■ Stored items

■ ■ ■ ■ ■ ■ ■

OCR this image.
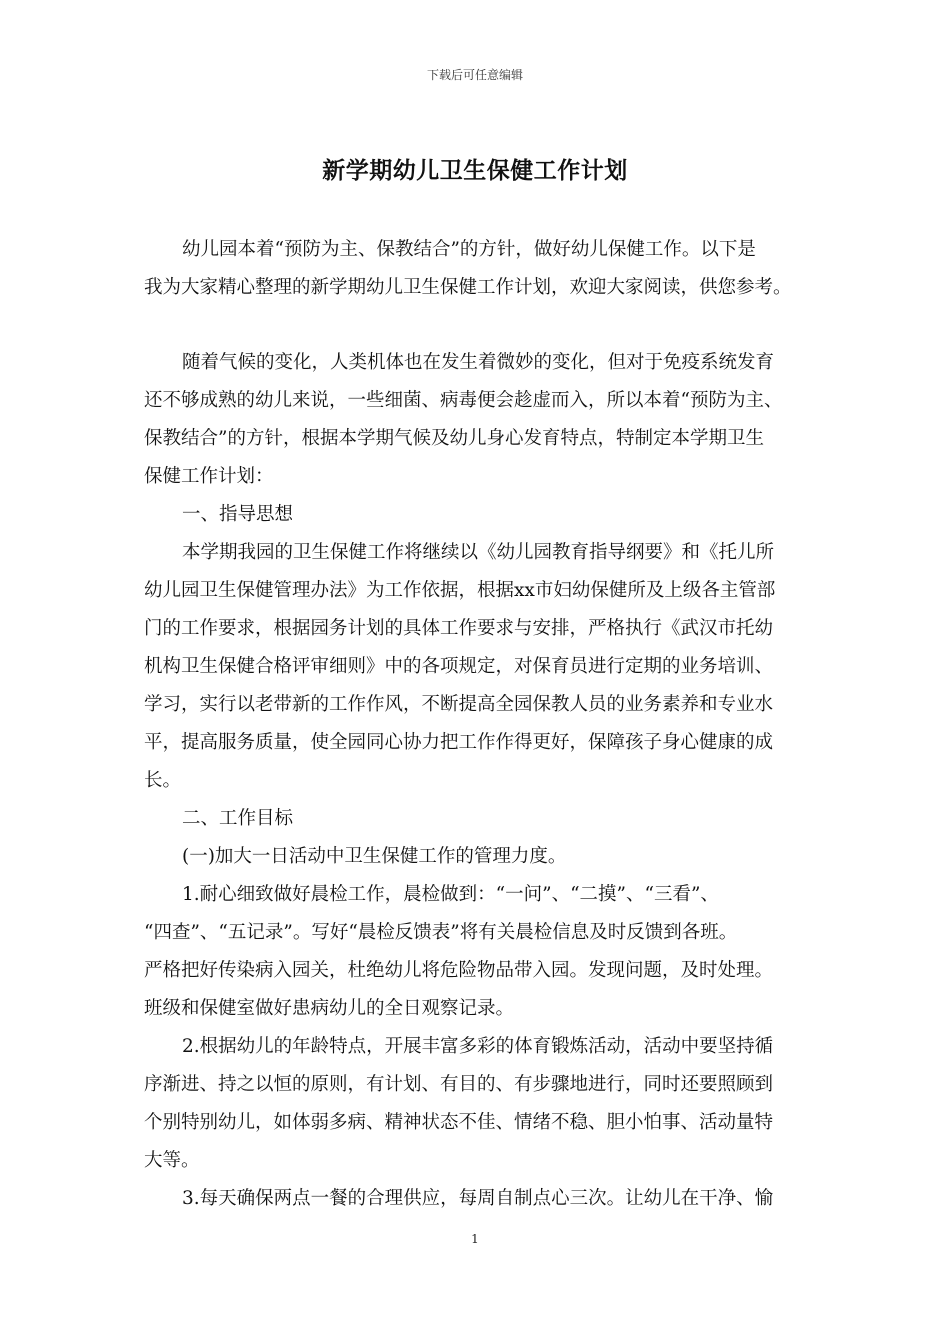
下载后可任意编辑
新学期幼儿卫生保健工作计划
幼儿园本着“预防为主、保教结合”的方针，做好幼儿保健工作。以下是
我为大家精心整理的新学期幼儿卫生保健工作计划，欢迎大家阅读，供您参考。
随着气候的变化，人类机体也在发生着微妙的变化，但对于免疫系统发育
还不够成熟的幼儿来说，一些细菌、病毒便会趁虚而入，所以本着“预防为主、
保教结合”的方针，根据本学期气候及幼儿身心发育特点，特制定本学期卫生
保健工作计划：
一、指导思想
本学期我园的卫生保健工作将继续以《幼儿园教育指导纲要》和《托儿所
幼儿园卫生保健管理办法》为工作依据，根据xx市妇幼保健所及上级各主管部
门的工作要求，根据园务计划的具体工作要求与安排，严格执行《武汉市托幼
机构卫生保健合格评审细则》中的各项规定，对保育员进行定期的业务培训、
学习，实行以老带新的工作作风，不断提高全园保教人员的业务素养和专业水
平，提高服务质量，使全园同心协力把工作作得更好，保障孩子身心健康的成
长。
二、工作目标
(一)加大一日活动中卫生保健工作的管理力度。
1.耐心细致做好晨检工作，晨检做到：“一问”、“二摸”、“三看”、
“四查”、“五记录”。写好“晨检反馈表”将有关晨检信息及时反馈到各班。
严格把好传染病入园关，杜绝幼儿将危险物品带入园。发现问题，及时处理。
班级和保健室做好患病幼儿的全日观察记录。
2.根据幼儿的年龄特点，开展丰富多彩的体育锻炼活动，活动中要坚持循
序渐进、持之以恒的原则，有计划、有目的、有步骤地进行，同时还要照顾到
个别特别幼儿，如体弱多病、精神状态不佳、情绪不稳、胆小怕事、活动量特
大等。
3.每天确保两点一餐的合理供应，每周自制点心三次。让幼儿在干净、愉
1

■ ■ ■ ■ ■ ■ ■

■ SHORT TASK
Each line of the data should be quoted exactly, with pictures left out.

■ CORRECT OUTPUT
OCR this image.
下载后可任意编辑
新学期幼儿卫生保健工作计划
幼儿园本着“预防为主、保教结合”的方针，做好幼儿保健工作。以下是
我为大家精心整理的新学期幼儿卫生保健工作计划，欢迎大家阅读，供您参考。
随着气候的变化，人类机体也在发生着微妙的变化，但对于免疫系统发育
还不够成熟的幼儿来说，一些细菌、病毒便会趁虚而入，所以本着“预防为主、
保教结合”的方针，根据本学期气候及幼儿身心发育特点，特制定本学期卫生
保健工作计划：
一、指导思想
本学期我园的卫生保健工作将继续以《幼儿园教育指导纲要》和《托儿所
幼儿园卫生保健管理办法》为工作依据，根据xx市妇幼保健所及上级各主管部
门的工作要求，根据园务计划的具体工作要求与安排，严格执行《武汉市托幼
机构卫生保健合格评审细则》中的各项规定，对保育员进行定期的业务培训、
学习，实行以老带新的工作作风，不断提高全园保教人员的业务素养和专业水
平，提高服务质量，使全园同心协力把工作作得更好，保障孩子身心健康的成
长。
二、工作目标
(一)加大一日活动中卫生保健工作的管理力度。
1.耐心细致做好晨检工作，晨检做到：“一问”、“二摸”、“三看”、
“四查”、“五记录”。写好“晨检反馈表”将有关晨检信息及时反馈到各班。
严格把好传染病入园关，杜绝幼儿将危险物品带入园。发现问题，及时处理。
班级和保健室做好患病幼儿的全日观察记录。
2.根据幼儿的年龄特点，开展丰富多彩的体育锻炼活动，活动中要坚持循
序渐进、持之以恒的原则，有计划、有目的、有步骤地进行，同时还要照顾到
个别特别幼儿，如体弱多病、精神状态不佳、情绪不稳、胆小怕事、活动量特
大等。
3.每天确保两点一餐的合理供应，每周自制点心三次。让幼儿在干净、愉
1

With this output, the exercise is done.